[Collected data]
==============================
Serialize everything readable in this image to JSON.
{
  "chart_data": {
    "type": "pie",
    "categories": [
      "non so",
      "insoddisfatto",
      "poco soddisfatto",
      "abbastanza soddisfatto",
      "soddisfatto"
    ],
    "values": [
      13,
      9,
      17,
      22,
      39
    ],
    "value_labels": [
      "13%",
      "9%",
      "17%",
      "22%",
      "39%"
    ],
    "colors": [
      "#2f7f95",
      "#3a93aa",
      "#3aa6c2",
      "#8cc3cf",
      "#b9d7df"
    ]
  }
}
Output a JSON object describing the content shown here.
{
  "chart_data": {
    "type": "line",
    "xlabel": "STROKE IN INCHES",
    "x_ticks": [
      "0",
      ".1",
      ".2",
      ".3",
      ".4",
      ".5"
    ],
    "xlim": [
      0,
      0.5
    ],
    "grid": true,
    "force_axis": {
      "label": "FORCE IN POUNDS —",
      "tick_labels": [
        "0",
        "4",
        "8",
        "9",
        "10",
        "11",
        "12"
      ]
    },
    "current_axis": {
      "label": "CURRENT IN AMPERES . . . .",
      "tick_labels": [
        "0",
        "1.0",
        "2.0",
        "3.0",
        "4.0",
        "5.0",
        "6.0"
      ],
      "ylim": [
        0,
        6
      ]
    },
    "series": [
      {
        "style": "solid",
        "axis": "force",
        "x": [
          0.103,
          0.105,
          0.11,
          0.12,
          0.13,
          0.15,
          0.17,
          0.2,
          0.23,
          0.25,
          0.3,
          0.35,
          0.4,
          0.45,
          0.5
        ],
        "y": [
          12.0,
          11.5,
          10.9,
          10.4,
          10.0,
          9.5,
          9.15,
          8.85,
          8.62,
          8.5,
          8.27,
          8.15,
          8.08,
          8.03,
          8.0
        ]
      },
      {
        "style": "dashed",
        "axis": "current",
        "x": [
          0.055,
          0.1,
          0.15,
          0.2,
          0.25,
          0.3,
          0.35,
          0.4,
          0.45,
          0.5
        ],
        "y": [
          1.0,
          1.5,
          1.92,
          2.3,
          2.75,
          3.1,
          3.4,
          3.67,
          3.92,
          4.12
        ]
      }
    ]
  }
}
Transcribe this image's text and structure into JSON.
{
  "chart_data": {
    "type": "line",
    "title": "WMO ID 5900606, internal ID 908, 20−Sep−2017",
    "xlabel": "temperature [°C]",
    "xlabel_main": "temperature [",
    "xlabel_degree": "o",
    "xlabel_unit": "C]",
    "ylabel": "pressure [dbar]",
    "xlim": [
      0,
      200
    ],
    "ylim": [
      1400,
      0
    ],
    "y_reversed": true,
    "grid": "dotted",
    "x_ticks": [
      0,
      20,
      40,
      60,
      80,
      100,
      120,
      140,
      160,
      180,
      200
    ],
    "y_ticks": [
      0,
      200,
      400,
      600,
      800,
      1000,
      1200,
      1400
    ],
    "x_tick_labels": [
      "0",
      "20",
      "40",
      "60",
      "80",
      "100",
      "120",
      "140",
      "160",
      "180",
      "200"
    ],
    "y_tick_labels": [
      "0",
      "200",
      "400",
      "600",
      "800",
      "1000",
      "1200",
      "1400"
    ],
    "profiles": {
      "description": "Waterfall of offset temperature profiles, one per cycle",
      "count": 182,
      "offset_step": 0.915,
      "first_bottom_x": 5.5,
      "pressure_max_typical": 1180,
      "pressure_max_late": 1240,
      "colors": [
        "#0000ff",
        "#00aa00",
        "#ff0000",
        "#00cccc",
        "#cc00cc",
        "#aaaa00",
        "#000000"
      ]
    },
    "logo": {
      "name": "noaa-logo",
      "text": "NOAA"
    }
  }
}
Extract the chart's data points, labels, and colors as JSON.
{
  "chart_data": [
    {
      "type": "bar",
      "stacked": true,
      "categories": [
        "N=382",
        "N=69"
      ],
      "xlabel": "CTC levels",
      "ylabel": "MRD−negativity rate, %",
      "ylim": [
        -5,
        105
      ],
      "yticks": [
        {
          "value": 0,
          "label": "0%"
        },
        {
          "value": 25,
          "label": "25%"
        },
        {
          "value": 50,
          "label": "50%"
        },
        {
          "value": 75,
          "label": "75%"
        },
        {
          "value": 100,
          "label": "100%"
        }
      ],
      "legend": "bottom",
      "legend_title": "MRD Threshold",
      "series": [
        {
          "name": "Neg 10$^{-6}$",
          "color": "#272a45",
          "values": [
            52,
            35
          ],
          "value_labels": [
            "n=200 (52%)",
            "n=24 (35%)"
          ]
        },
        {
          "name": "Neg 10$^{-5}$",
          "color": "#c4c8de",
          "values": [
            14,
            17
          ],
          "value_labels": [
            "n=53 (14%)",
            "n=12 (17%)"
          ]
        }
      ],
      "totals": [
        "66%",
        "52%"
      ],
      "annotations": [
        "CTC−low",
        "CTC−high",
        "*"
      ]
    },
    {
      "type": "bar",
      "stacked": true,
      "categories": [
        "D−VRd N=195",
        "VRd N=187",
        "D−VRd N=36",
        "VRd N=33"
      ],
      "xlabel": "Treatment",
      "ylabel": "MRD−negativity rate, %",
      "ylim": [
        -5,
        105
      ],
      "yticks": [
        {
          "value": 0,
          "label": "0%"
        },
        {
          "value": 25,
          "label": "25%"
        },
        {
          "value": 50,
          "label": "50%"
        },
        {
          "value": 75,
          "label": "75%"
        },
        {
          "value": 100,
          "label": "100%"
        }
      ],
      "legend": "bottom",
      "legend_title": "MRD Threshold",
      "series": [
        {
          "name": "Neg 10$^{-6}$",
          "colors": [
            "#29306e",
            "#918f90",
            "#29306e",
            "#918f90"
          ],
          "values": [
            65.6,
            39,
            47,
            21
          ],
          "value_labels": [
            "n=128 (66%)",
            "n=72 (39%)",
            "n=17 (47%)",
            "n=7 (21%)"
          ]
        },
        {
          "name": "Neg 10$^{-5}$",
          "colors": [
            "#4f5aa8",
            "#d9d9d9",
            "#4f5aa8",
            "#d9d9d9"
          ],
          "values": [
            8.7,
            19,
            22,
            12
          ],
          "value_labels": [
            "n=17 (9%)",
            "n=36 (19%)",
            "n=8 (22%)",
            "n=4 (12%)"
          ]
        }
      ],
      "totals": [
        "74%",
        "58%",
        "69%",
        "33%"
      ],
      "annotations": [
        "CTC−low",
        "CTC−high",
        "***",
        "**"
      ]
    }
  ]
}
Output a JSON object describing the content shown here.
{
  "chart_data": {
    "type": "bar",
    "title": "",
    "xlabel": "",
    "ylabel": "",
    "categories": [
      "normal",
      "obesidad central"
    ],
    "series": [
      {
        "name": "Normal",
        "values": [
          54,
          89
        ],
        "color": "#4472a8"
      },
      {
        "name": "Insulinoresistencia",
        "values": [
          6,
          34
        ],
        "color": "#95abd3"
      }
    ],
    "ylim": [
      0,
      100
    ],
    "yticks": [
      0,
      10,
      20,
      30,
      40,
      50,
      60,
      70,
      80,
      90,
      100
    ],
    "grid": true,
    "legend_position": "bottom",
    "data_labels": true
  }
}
==============================
Copy each entry exactly, with nothing added or dropped.

Serialize everything readable in this image to JSON.
{
  "chart_data": {
    "type": "pie",
    "categories": [
      "non so",
      "insoddisfatto",
      "poco soddisfatto",
      "abbastanza soddisfatto",
      "soddisfatto"
    ],
    "values": [
      13,
      9,
      17,
      22,
      39
    ],
    "value_labels": [
      "13%",
      "9%",
      "17%",
      "22%",
      "39%"
    ],
    "colors": [
      "#2f7f95",
      "#3a93aa",
      "#3aa6c2",
      "#8cc3cf",
      "#b9d7df"
    ]
  }
}
Output a JSON object describing the content shown here.
{
  "chart_data": {
    "type": "line",
    "xlabel": "STROKE IN INCHES",
    "x_ticks": [
      "0",
      ".1",
      ".2",
      ".3",
      ".4",
      ".5"
    ],
    "xlim": [
      0,
      0.5
    ],
    "grid": true,
    "force_axis": {
      "label": "FORCE IN POUNDS —",
      "tick_labels": [
        "0",
        "4",
        "8",
        "9",
        "10",
        "11",
        "12"
      ]
    },
    "current_axis": {
      "label": "CURRENT IN AMPERES . . . .",
      "tick_labels": [
        "0",
        "1.0",
        "2.0",
        "3.0",
        "4.0",
        "5.0",
        "6.0"
      ],
      "ylim": [
        0,
        6
      ]
    },
    "series": [
      {
        "style": "solid",
        "axis": "force",
        "x": [
          0.103,
          0.105,
          0.11,
          0.12,
          0.13,
          0.15,
          0.17,
          0.2,
          0.23,
          0.25,
          0.3,
          0.35,
          0.4,
          0.45,
          0.5
        ],
        "y": [
          12.0,
          11.5,
          10.9,
          10.4,
          10.0,
          9.5,
          9.15,
          8.85,
          8.62,
          8.5,
          8.27,
          8.15,
          8.08,
          8.03,
          8.0
        ]
      },
      {
        "style": "dashed",
        "axis": "current",
        "x": [
          0.055,
          0.1,
          0.15,
          0.2,
          0.25,
          0.3,
          0.35,
          0.4,
          0.45,
          0.5
        ],
        "y": [
          1.0,
          1.5,
          1.92,
          2.3,
          2.75,
          3.1,
          3.4,
          3.67,
          3.92,
          4.12
        ]
      }
    ]
  }
}
Transcribe this image's text and structure into JSON.
{
  "chart_data": {
    "type": "line",
    "title": "WMO ID 5900606, internal ID 908, 20−Sep−2017",
    "xlabel": "temperature [°C]",
    "xlabel_main": "temperature [",
    "xlabel_degree": "o",
    "xlabel_unit": "C]",
    "ylabel": "pressure [dbar]",
    "xlim": [
      0,
      200
    ],
    "ylim": [
      1400,
      0
    ],
    "y_reversed": true,
    "grid": "dotted",
    "x_ticks": [
      0,
      20,
      40,
      60,
      80,
      100,
      120,
      140,
      160,
      180,
      200
    ],
    "y_ticks": [
      0,
      200,
      400,
      600,
      800,
      1000,
      1200,
      1400
    ],
    "x_tick_labels": [
      "0",
      "20",
      "40",
      "60",
      "80",
      "100",
      "120",
      "140",
      "160",
      "180",
      "200"
    ],
    "y_tick_labels": [
      "0",
      "200",
      "400",
      "600",
      "800",
      "1000",
      "1200",
      "1400"
    ],
    "profiles": {
      "description": "Waterfall of offset temperature profiles, one per cycle",
      "count": 182,
      "offset_step": 0.915,
      "first_bottom_x": 5.5,
      "pressure_max_typical": 1180,
      "pressure_max_late": 1240,
      "colors": [
        "#0000ff",
        "#00aa00",
        "#ff0000",
        "#00cccc",
        "#cc00cc",
        "#aaaa00",
        "#000000"
      ]
    },
    "logo": {
      "name": "noaa-logo",
      "text": "NOAA"
    }
  }
}
Extract the chart's data points, labels, and colors as JSON.
{
  "chart_data": [
    {
      "type": "bar",
      "stacked": true,
      "categories": [
        "N=382",
        "N=69"
      ],
      "xlabel": "CTC levels",
      "ylabel": "MRD−negativity rate, %",
      "ylim": [
        -5,
        105
      ],
      "yticks": [
        {
          "value": 0,
          "label": "0%"
        },
        {
          "value": 25,
          "label": "25%"
        },
        {
          "value": 50,
          "label": "50%"
        },
        {
          "value": 75,
          "label": "75%"
        },
        {
          "value": 100,
          "label": "100%"
        }
      ],
      "legend": "bottom",
      "legend_title": "MRD Threshold",
      "series": [
        {
          "name": "Neg 10$^{-6}$",
          "color": "#272a45",
          "values": [
            52,
            35
          ],
          "value_labels": [
            "n=200 (52%)",
            "n=24 (35%)"
          ]
        },
        {
          "name": "Neg 10$^{-5}$",
          "color": "#c4c8de",
          "values": [
            14,
            17
          ],
          "value_labels": [
            "n=53 (14%)",
            "n=12 (17%)"
          ]
        }
      ],
      "totals": [
        "66%",
        "52%"
      ],
      "annotations": [
        "CTC−low",
        "CTC−high",
        "*"
      ]
    },
    {
      "type": "bar",
      "stacked": true,
      "categories": [
        "D−VRd N=195",
        "VRd N=187",
        "D−VRd N=36",
        "VRd N=33"
      ],
      "xlabel": "Treatment",
      "ylabel": "MRD−negativity rate, %",
      "ylim": [
        -5,
        105
      ],
      "yticks": [
        {
          "value": 0,
          "label": "0%"
        },
        {
          "value": 25,
          "label": "25%"
        },
        {
          "value": 50,
          "label": "50%"
        },
        {
          "value": 75,
          "label": "75%"
        },
        {
          "value": 100,
          "label": "100%"
        }
      ],
      "legend": "bottom",
      "legend_title": "MRD Threshold",
      "series": [
        {
          "name": "Neg 10$^{-6}$",
          "colors": [
            "#29306e",
            "#918f90",
            "#29306e",
            "#918f90"
          ],
          "values": [
            65.6,
            39,
            47,
            21
          ],
          "value_labels": [
            "n=128 (66%)",
            "n=72 (39%)",
            "n=17 (47%)",
            "n=7 (21%)"
          ]
        },
        {
          "name": "Neg 10$^{-5}$",
          "colors": [
            "#4f5aa8",
            "#d9d9d9",
            "#4f5aa8",
            "#d9d9d9"
          ],
          "values": [
            8.7,
            19,
            22,
            12
          ],
          "value_labels": [
            "n=17 (9%)",
            "n=36 (19%)",
            "n=8 (22%)",
            "n=4 (12%)"
          ]
        }
      ],
      "totals": [
        "74%",
        "58%",
        "69%",
        "33%"
      ],
      "annotations": [
        "CTC−low",
        "CTC−high",
        "***",
        "**"
      ]
    }
  ]
}
Output a JSON object describing the content shown here.
{
  "chart_data": {
    "type": "bar",
    "title": "",
    "xlabel": "",
    "ylabel": "",
    "categories": [
      "normal",
      "obesidad central"
    ],
    "series": [
      {
        "name": "Normal",
        "values": [
          54,
          89
        ],
        "color": "#4472a8"
      },
      {
        "name": "Insulinoresistencia",
        "values": [
          6,
          34
        ],
        "color": "#95abd3"
      }
    ],
    "ylim": [
      0,
      100
    ],
    "yticks": [
      0,
      10,
      20,
      30,
      40,
      50,
      60,
      70,
      80,
      90,
      100
    ],
    "grid": true,
    "legend_position": "bottom",
    "data_labels": true
  }
}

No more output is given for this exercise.